* BEGIN DATA RECORDS *

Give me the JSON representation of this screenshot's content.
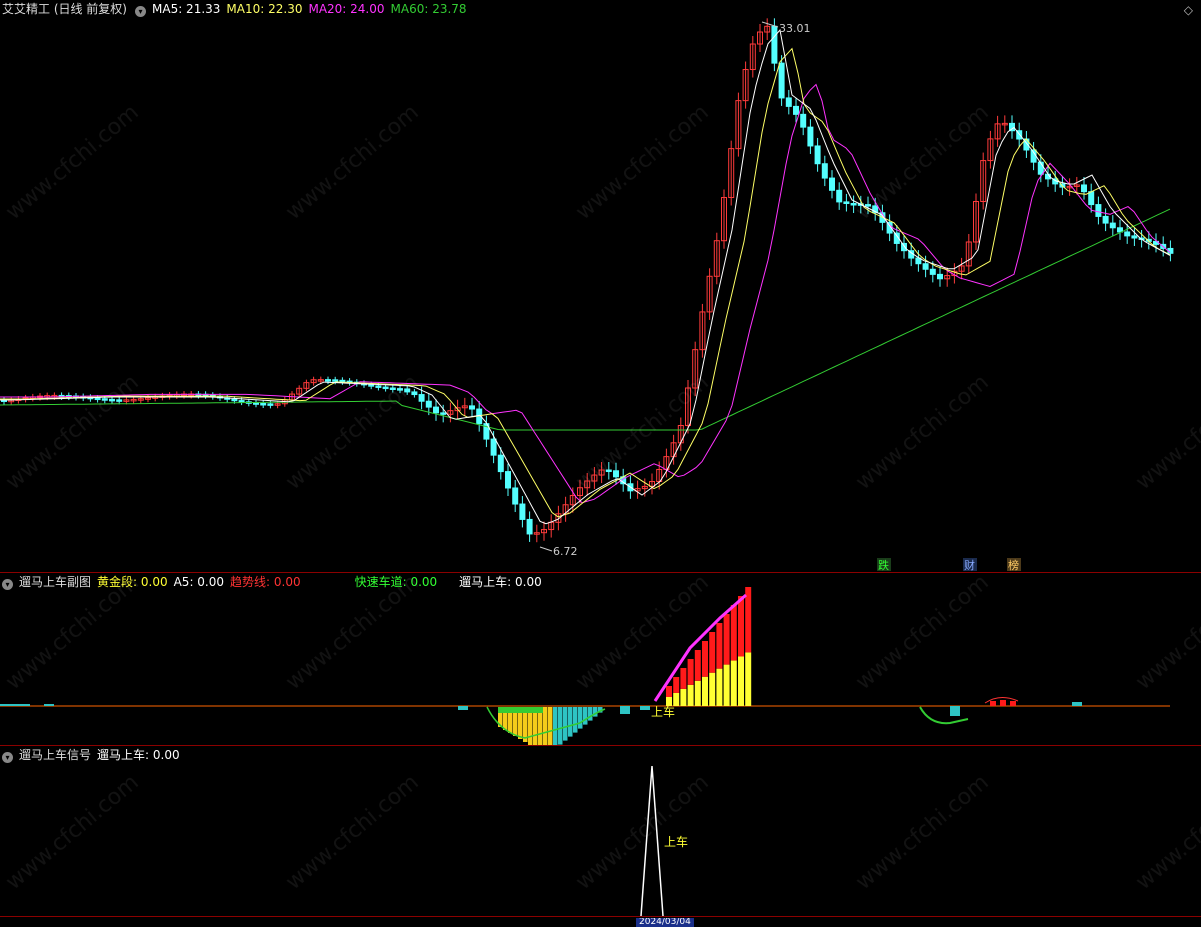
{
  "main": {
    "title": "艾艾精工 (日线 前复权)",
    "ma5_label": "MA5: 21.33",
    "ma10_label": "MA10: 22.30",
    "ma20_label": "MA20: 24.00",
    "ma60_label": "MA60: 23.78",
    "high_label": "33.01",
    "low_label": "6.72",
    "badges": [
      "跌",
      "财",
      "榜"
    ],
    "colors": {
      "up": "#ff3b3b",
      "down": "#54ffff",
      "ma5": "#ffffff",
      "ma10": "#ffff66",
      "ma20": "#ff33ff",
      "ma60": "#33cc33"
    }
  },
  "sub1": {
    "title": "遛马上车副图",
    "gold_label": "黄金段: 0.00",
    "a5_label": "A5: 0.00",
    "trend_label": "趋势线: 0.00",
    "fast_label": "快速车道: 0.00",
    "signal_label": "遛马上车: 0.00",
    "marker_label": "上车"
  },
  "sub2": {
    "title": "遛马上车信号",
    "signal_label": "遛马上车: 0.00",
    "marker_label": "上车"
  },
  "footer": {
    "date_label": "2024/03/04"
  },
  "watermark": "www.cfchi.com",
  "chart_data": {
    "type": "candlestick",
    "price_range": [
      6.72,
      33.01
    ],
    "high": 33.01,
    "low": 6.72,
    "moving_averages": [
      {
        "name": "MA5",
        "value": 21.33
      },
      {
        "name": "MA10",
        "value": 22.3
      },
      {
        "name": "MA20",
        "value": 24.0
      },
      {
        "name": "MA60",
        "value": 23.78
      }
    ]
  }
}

* END DATA RECORDS *
* BEGIN DATA RECORDS *

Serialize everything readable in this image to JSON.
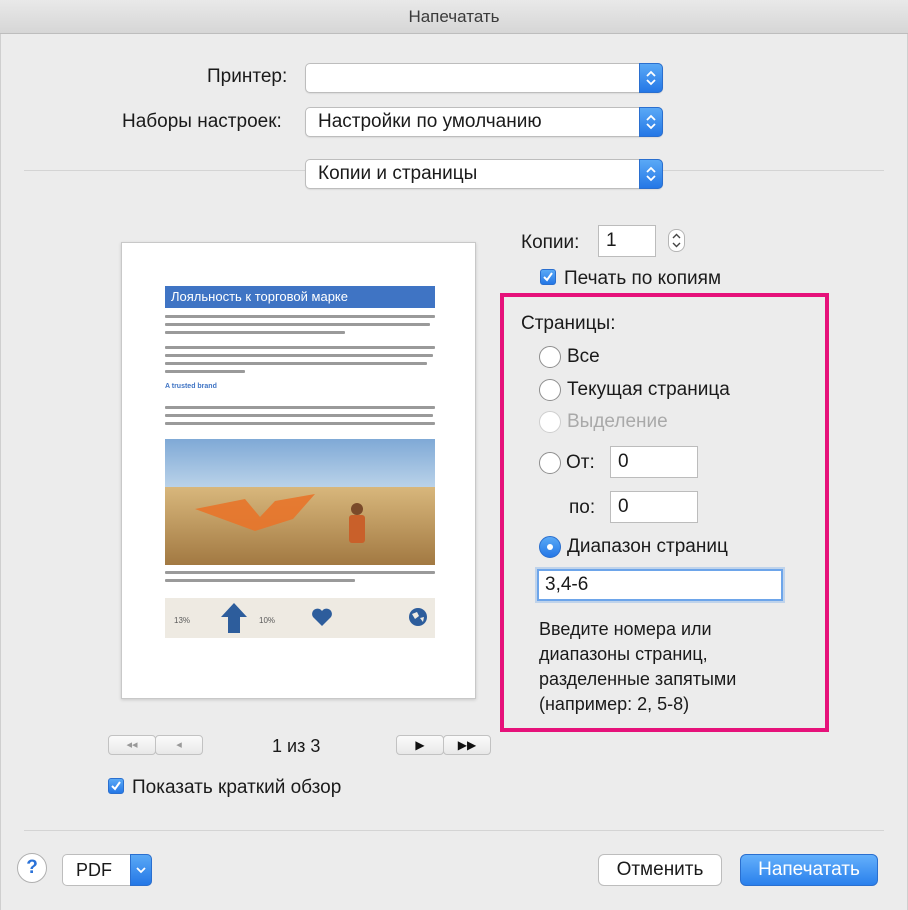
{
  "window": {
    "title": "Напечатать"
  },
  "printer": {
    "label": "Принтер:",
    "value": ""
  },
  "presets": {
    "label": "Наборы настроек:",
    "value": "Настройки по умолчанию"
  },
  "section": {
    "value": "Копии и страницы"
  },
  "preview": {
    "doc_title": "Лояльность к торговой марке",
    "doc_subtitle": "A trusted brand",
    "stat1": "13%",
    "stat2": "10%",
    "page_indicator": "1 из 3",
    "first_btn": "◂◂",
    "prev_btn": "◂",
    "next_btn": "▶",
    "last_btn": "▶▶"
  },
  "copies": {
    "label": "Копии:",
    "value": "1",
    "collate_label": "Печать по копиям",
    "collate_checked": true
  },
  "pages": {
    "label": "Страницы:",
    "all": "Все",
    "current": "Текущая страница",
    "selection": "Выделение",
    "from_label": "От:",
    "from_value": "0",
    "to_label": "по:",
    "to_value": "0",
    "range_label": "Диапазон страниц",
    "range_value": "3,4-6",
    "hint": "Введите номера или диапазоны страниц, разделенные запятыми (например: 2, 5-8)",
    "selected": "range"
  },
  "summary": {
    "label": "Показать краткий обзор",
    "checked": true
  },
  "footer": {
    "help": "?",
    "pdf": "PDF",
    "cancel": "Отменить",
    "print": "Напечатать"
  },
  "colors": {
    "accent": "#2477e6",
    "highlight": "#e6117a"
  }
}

* END DATA RECORDS *
* BEGIN DATA RECORDS *

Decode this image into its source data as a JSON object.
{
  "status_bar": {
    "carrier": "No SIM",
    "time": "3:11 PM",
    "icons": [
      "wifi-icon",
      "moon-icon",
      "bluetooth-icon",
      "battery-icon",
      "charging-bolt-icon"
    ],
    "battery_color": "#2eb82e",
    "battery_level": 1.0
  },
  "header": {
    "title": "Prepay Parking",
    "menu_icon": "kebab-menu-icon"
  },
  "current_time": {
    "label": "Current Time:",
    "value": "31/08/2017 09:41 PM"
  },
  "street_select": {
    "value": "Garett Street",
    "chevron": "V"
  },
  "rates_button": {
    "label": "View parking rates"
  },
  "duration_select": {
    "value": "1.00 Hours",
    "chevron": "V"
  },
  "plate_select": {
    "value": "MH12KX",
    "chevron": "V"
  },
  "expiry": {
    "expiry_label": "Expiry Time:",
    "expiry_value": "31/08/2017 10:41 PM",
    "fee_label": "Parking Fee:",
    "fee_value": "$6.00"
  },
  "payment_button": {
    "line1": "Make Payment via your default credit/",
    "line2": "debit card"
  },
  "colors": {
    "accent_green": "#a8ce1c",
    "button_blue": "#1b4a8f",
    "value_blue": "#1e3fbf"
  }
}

* END DATA RECORDS *

* **TASK STATEMENT**
From the records above, pick out and copy each line holding the word "this".

* **RESPONSE**
Give me the JSON representation of this screenshot's content.
Serialize everything readable in this image to JSON.
Decode this image into its source data as a JSON object.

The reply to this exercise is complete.